--- BEGIN MATERIALS PROVIDED ---

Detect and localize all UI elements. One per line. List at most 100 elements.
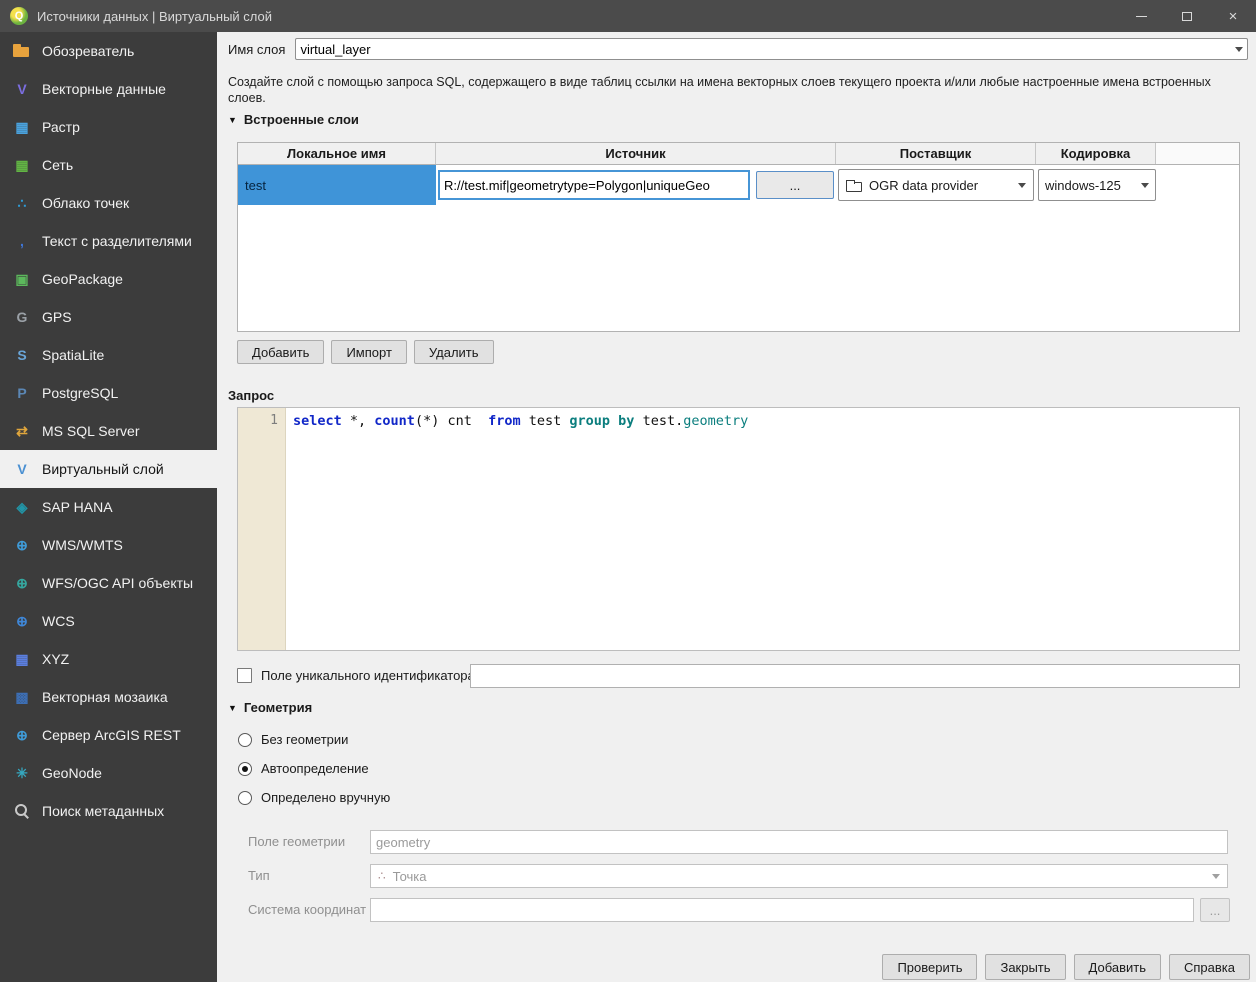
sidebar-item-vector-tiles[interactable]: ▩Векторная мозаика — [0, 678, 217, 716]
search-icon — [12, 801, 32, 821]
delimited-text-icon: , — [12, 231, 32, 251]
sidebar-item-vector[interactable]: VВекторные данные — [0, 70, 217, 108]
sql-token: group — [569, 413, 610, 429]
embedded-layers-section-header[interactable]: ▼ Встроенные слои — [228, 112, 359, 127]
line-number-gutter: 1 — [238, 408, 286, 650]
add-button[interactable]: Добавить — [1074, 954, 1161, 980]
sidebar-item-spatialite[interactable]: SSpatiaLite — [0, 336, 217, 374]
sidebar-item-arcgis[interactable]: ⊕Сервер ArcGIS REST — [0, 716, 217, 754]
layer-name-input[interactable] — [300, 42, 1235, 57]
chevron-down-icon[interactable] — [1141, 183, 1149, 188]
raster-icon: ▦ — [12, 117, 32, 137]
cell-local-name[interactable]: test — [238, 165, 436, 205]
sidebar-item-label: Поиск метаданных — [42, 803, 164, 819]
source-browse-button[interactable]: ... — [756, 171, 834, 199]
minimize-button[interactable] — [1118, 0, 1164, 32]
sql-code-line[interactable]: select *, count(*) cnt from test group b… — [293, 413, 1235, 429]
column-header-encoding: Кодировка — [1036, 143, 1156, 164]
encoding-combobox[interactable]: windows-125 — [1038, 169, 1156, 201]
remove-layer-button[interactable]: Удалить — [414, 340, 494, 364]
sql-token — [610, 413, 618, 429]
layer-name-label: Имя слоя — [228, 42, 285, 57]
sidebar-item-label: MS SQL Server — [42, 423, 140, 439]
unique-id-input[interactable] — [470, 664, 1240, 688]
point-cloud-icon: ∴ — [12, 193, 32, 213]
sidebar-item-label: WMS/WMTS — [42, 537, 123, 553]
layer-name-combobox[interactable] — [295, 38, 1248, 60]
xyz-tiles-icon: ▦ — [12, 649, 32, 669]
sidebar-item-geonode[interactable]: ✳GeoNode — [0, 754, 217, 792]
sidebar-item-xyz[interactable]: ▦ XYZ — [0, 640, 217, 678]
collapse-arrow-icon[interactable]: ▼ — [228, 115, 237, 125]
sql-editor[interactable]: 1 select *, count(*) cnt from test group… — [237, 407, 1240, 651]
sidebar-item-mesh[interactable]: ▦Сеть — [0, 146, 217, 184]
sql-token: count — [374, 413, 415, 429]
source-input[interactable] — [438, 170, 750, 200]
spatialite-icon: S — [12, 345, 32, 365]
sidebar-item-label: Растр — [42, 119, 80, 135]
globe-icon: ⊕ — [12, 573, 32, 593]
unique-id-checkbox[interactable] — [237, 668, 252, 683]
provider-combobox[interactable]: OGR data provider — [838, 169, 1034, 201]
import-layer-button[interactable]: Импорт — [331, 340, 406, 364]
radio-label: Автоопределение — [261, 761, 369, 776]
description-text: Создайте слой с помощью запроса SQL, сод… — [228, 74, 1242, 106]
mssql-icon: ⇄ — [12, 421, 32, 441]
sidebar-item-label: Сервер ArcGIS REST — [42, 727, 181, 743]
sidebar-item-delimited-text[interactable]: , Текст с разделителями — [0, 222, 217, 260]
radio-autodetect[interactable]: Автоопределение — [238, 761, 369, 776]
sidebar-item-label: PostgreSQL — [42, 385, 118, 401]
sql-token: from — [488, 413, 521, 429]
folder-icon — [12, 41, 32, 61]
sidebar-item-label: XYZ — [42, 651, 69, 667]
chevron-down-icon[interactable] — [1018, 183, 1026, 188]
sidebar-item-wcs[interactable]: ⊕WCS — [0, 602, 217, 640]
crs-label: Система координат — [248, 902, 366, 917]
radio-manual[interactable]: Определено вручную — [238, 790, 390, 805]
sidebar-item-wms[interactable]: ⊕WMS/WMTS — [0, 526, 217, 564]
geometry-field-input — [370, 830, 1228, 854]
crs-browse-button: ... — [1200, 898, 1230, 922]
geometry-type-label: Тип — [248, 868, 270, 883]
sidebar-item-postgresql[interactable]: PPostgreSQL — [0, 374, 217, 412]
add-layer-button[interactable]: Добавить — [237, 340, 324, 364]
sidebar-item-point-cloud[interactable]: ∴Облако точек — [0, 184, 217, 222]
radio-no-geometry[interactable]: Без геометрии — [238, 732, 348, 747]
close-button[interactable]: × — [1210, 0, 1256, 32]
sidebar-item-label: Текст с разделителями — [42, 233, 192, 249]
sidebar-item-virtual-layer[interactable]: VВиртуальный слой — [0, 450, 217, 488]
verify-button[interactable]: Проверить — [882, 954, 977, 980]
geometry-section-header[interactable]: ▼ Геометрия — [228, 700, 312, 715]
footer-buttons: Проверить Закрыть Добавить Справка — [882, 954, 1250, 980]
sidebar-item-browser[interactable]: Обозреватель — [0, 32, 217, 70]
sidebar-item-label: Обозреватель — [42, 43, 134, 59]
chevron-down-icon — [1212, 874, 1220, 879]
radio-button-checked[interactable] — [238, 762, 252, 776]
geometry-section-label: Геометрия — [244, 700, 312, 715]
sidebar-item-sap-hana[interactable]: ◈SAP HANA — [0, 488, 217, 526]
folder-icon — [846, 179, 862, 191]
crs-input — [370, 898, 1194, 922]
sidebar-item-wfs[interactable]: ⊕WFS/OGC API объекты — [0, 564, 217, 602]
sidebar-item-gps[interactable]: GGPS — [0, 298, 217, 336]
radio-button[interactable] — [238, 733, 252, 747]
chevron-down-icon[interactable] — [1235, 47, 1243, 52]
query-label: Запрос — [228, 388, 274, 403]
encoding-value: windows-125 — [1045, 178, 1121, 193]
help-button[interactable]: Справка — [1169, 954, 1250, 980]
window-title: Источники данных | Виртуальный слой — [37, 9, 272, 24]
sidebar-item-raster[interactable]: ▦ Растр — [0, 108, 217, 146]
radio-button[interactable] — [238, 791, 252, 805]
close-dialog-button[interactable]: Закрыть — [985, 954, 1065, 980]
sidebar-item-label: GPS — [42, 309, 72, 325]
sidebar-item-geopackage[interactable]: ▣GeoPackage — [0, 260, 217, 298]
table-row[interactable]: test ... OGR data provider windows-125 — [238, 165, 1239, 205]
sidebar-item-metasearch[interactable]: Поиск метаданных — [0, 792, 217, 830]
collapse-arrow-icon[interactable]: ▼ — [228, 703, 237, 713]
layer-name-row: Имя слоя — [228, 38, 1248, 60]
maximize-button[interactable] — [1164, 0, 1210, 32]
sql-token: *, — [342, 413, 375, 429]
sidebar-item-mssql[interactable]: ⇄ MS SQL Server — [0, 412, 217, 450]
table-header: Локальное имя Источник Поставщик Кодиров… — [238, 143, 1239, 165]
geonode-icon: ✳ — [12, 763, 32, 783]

--- END MATERIALS PROVIDED ---
--- BEGIN MATERIALS PROVIDED ---

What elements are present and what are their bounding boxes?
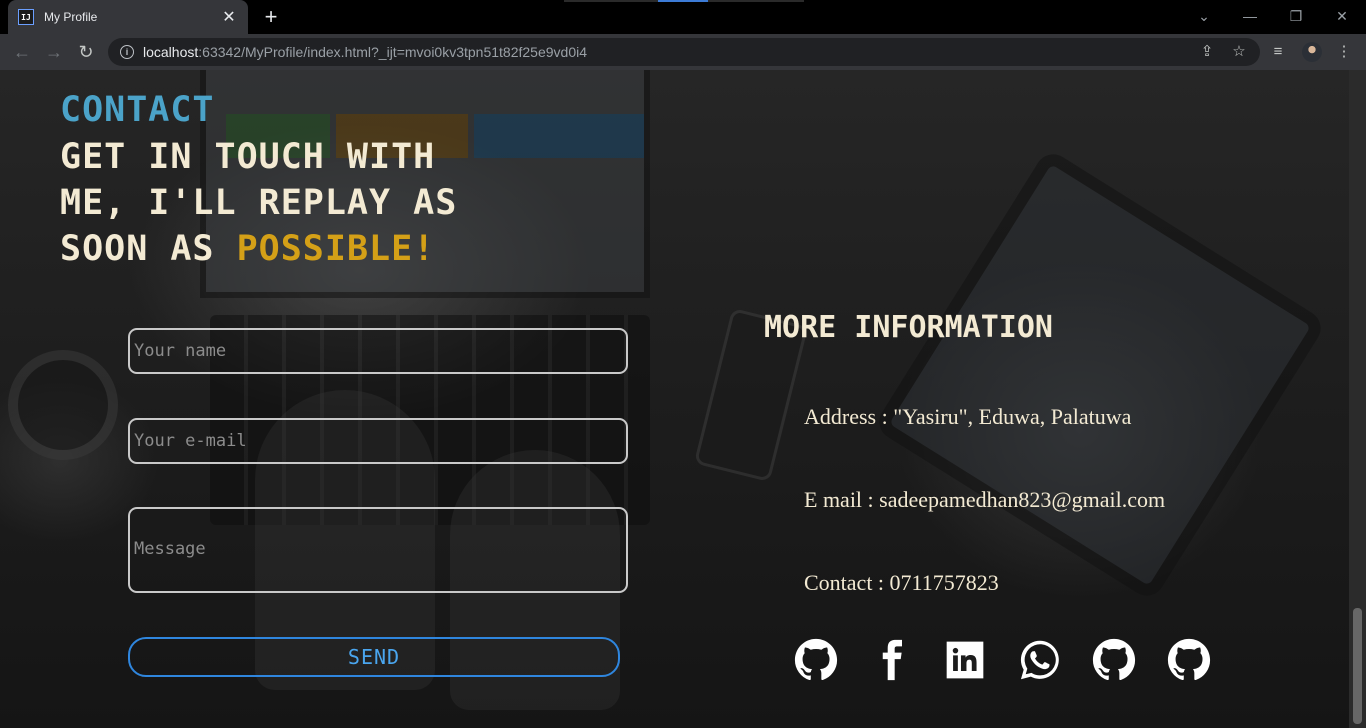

--- END MATERIALS PROVIDED ---

> WHAT YOU SHOULD DO:
Reproduce the entries in Block 1 from the line containing "Detect and localize" through the line containing "sidebar-item-geonode[interactable]: ✳GeoNode —", including both of those lines, and leave the pictures out of your answer.

> FULL RESPONSE:
Detect and localize all UI elements. One per line. List at most 100 elements.
sidebar-item-vector-tiles[interactable]: ▩Векторная мозаика — [0, 678, 217, 716]
search-icon — [12, 801, 32, 821]
delimited-text-icon: , — [12, 231, 32, 251]
sidebar-item-vector[interactable]: VВекторные данные — [0, 70, 217, 108]
sql-token: group — [569, 413, 610, 429]
embedded-layers-section-header[interactable]: ▼ Встроенные слои — [228, 112, 359, 127]
line-number-gutter: 1 — [238, 408, 286, 650]
add-button[interactable]: Добавить — [1074, 954, 1161, 980]
sidebar-item-spatialite[interactable]: SSpatiaLite — [0, 336, 217, 374]
sidebar-item-arcgis[interactable]: ⊕Сервер ArcGIS REST — [0, 716, 217, 754]
layer-name-input[interactable] — [300, 42, 1235, 57]
chevron-down-icon[interactable] — [1141, 183, 1149, 188]
raster-icon: ▦ — [12, 117, 32, 137]
cell-local-name[interactable]: test — [238, 165, 436, 205]
sidebar-item-label: Поиск метаданных — [42, 803, 164, 819]
source-browse-button[interactable]: ... — [756, 171, 834, 199]
minimize-button[interactable] — [1118, 0, 1164, 32]
sql-code-line[interactable]: select *, count(*) cnt from test group b… — [293, 413, 1235, 429]
column-header-encoding: Кодировка — [1036, 143, 1156, 164]
encoding-combobox[interactable]: windows-125 — [1038, 169, 1156, 201]
remove-layer-button[interactable]: Удалить — [414, 340, 494, 364]
sql-token — [610, 413, 618, 429]
layer-name-label: Имя слоя — [228, 42, 285, 57]
sidebar-item-label: MS SQL Server — [42, 423, 140, 439]
unique-id-input[interactable] — [470, 664, 1240, 688]
point-cloud-icon: ∴ — [12, 193, 32, 213]
sidebar-item-label: WMS/WMTS — [42, 537, 123, 553]
layer-name-combobox[interactable] — [295, 38, 1248, 60]
xyz-tiles-icon: ▦ — [12, 649, 32, 669]
sidebar-item-geonode[interactable]: ✳GeoNode — [0, 754, 217, 792]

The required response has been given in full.